**REQUESTS**.
**A)** Reproduce word for word the part of the Oahspe discussion starting at "I have moved" and ending at "13:38, 10 April 2006 (UTC)".
**B)** According to the Oahspe discussion, which edition of the book does the editor who removed the references tag own?

Having had the opportunity to read further in Oahspe, I have satisfied myself that Newbrough correctly cited to Higgins for the material with which I was concerned. bd2412 T 14:18, 10 April 2006 (UTC)

Accusations of plagiarism (Moved to talk)[edit]

Some observers have contended that portions of Newbrough's writings constitute plagiarism - either by copying or paraphrasing from previous works, such as Morals and Dogma of the Ancient and Accepted Scottish Rite of Freemasonry by Albert Pike, the Anacalypsis of Godfrey Higgins, and various works of Andrew Jackson Davis.[1] The "accusations of plagiarism" mentioned here are made by the "" group. The group is an anti oahspe group and their "observations" should be consided subjective. The self defined purpose of the page is to steer interested parties away from an objective read of the oahspe. It then goes on and pushes it's chosen book. could best be described as a for profit venture, so therfore, not faithist at all. I maintain the "East Tennessee Oahspean Library" {etol} for the purpose of sharing the oahspe and other oahspe related materials with any interested person. contact me by email if you want. Rick whitaker

I have moved this section to talk: it seems to have aroused some contention. I'd point out that, first, it isn't the custom here to sign contributions to the actual articles. Statements of personal belief are also not really appropriate here either; they may constitute original research, and that too is somewhat frowned upon.
I admit, though, that I am also sceptical that anything in Oahspe constitutes "plagiarism", especially given its highly original style. Oahspe contains speculations about human antiquity and history; so do Morals and Dogma and Anacalypsis. Unless they are quoted verbatim, ideas about history cannot be "plagiarized". More details about what was allegedly borrowed, stated in a NPOV tone, might be appropriate. Smerdis of Tlön 13:38, 10 April 2006 (UTC)

Major expansion. Tightened intro; added sections, references; infobox category: fiction to nonfiction. See talk page for more.[edit]

Removed "Reference Improvements needed" tag of 2007, as many references were added since then. In the Infobox, changed category from fiction to nonfiction category, i.e., from genre (fiction) to subject (nonfiction). I have an original 1882 Oahspe edition, and so, added to the info box the total number of pages in the book.

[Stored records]

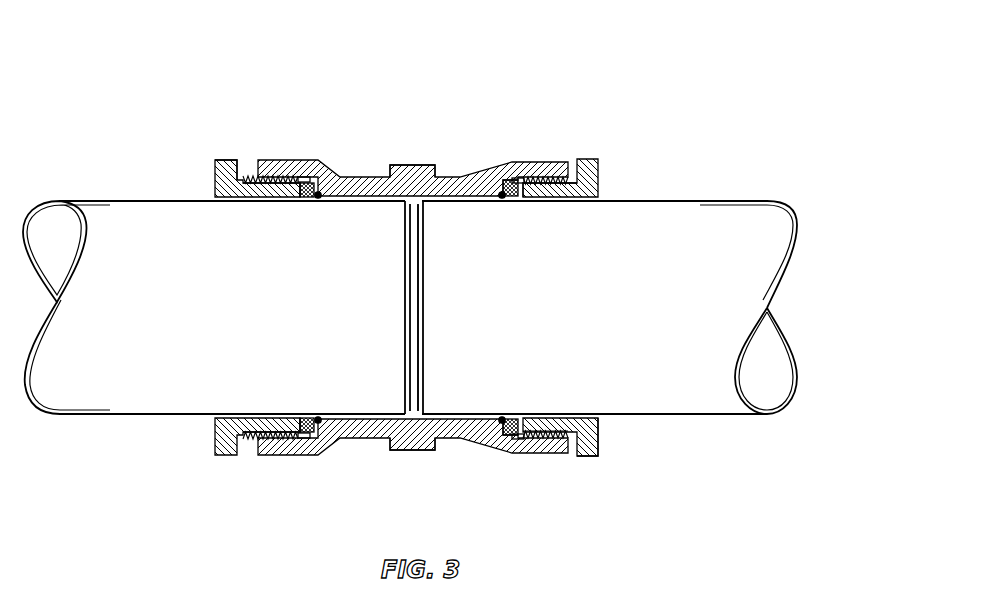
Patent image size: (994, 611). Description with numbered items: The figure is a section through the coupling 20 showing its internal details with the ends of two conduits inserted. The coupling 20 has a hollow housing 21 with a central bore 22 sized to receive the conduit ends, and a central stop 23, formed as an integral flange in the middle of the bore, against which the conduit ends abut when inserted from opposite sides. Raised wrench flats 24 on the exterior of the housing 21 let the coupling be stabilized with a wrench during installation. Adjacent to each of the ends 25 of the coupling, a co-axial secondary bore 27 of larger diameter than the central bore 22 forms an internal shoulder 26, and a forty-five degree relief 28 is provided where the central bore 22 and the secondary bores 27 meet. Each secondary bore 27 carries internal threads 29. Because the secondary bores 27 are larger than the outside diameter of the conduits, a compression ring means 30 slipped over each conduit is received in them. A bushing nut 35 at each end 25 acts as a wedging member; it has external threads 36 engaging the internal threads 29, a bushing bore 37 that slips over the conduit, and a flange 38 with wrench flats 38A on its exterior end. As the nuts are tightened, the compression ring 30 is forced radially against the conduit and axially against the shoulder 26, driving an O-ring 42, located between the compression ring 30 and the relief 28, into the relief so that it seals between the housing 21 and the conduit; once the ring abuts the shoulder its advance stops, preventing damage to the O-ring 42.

The coupling 20 is at (148, 76).
The hollow housing 21 is at (448, 177).
The central bore 22 is at (458, 197).
The central stop 23 is at (422, 215).
The raised wrench flats 24 is at (403, 164).
The ends of the coupling 25 is at (250, 444).
The internal shoulder 26 is at (308, 197).
The secondary bore 27 is at (525, 177).
The 45 degree relief 28 is at (320, 198).
The internal threads 29 is at (550, 447).
The compression ring means 30 is at (283, 180).
The bushing nut 35 is at (205, 440).
The external threads 36 is at (233, 453).
The bushing bore 37 is at (233, 198).
The flange 38 is at (217, 190).
The wrench flats 38A is at (223, 157).
The O-ring 42 is at (319, 416).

**RESPONSES FOR EACH TASK**.
**A)**
I have moved this section to talk: it seems to have aroused some contention. I'd point out that, first, it isn't the custom here to sign contributions to the actual articles. Statements of personal belief are also not really appropriate here either; they may constitute original research, and that too is somewhat frowned upon.
I admit, though, that I am also sceptical that anything in Oahspe constitutes "plagiarism", especially given its highly original style. Oahspe contains speculations about human antiquity and history; so do Morals and Dogma and Anacalypsis. Unless they are quoted verbatim, ideas about history cannot be "plagiarized". More details about what was allegedly borrowed, stated in a NPOV tone, might be appropriate. Smerdis of Tlön 13:38, 10 April 2006 (UTC)

**B)** An original 1882 Oahspe edition.